**Entries shown**.
╭──

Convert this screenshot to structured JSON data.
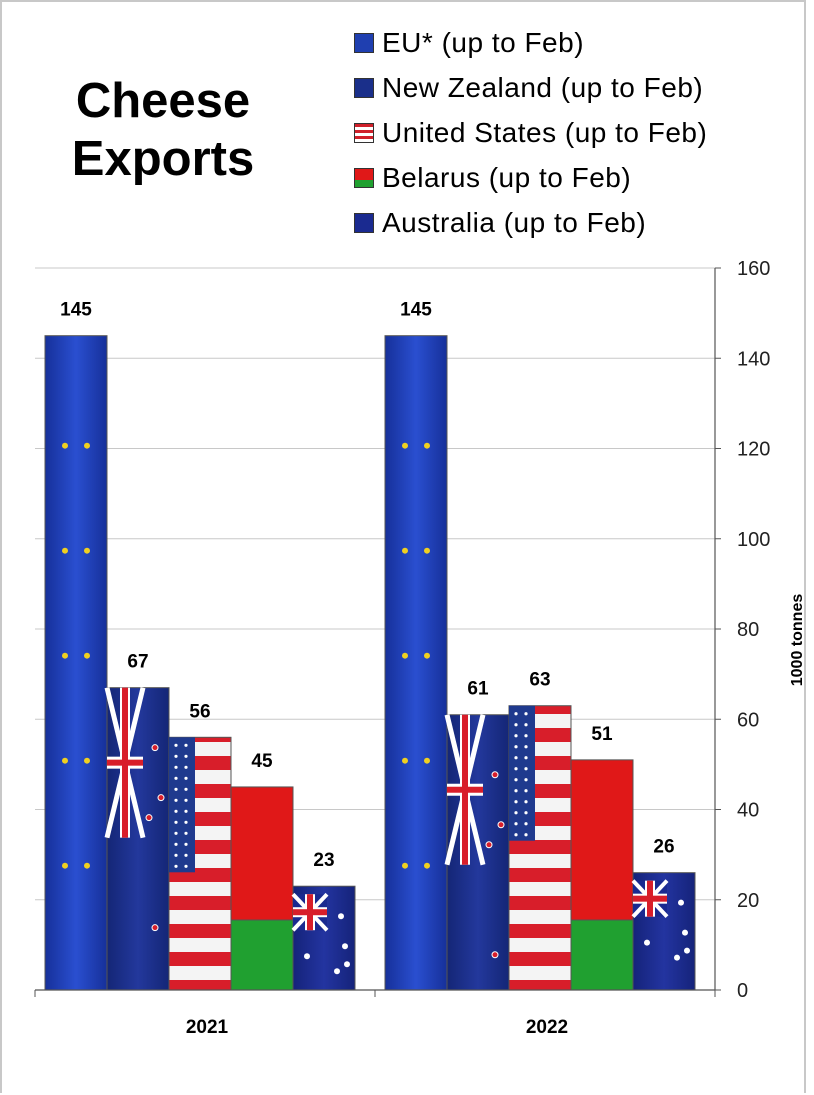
{
  "chart_data": {
    "type": "bar",
    "title": "Cheese Exports",
    "title_lines": [
      "Cheese",
      "Exports"
    ],
    "categories": [
      "2021",
      "2022"
    ],
    "series": [
      {
        "name": "EU* (up to Feb)",
        "values": [
          145,
          145
        ],
        "color": "#1f3fb0"
      },
      {
        "name": "New Zealand (up to Feb)",
        "values": [
          67,
          61
        ],
        "color": "#1a2f8a"
      },
      {
        "name": "United States (up to Feb)",
        "values": [
          56,
          63
        ],
        "color": "#d0202a"
      },
      {
        "name": "Belarus (up to Feb)",
        "values": [
          45,
          51
        ],
        "color": "#e01818"
      },
      {
        "name": "Australia (up to Feb)",
        "values": [
          23,
          26
        ],
        "color": "#1a2a90"
      }
    ],
    "xlabel": "",
    "ylabel": "1000 tonnes",
    "ylim": [
      0,
      160
    ],
    "yticks": [
      0,
      20,
      40,
      60,
      80,
      100,
      120,
      140,
      160
    ],
    "y_axis_side": "right",
    "grid": true,
    "legend": "top-right"
  }
}
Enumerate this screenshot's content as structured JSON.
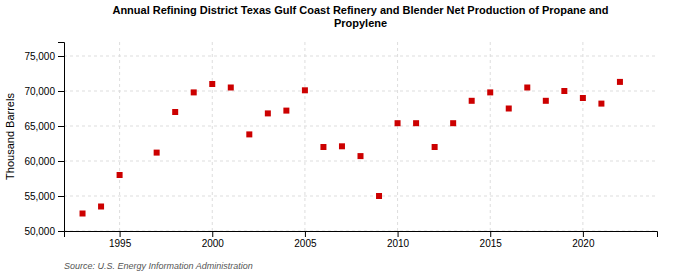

╰──

**Required task**.
Skipping the pictures, transcribe each line above exactly as it appears.

**Solution below**.
Convert this screenshot to structured JSON data.
{
  "chart_data": {
    "type": "bar",
    "title": "Cheese Exports",
    "title_lines": [
      "Cheese",
      "Exports"
    ],
    "categories": [
      "2021",
      "2022"
    ],
    "series": [
      {
        "name": "EU* (up to Feb)",
        "values": [
          145,
          145
        ],
        "color": "#1f3fb0"
      },
      {
        "name": "New Zealand (up to Feb)",
        "values": [
          67,
          61
        ],
        "color": "#1a2f8a"
      },
      {
        "name": "United States (up to Feb)",
        "values": [
          56,
          63
        ],
        "color": "#d0202a"
      },
      {
        "name": "Belarus (up to Feb)",
        "values": [
          45,
          51
        ],
        "color": "#e01818"
      },
      {
        "name": "Australia (up to Feb)",
        "values": [
          23,
          26
        ],
        "color": "#1a2a90"
      }
    ],
    "xlabel": "",
    "ylabel": "1000 tonnes",
    "ylim": [
      0,
      160
    ],
    "yticks": [
      0,
      20,
      40,
      60,
      80,
      100,
      120,
      140,
      160
    ],
    "y_axis_side": "right",
    "grid": true,
    "legend": "top-right"
  }
}
Enumerate this screenshot's content as structured JSON.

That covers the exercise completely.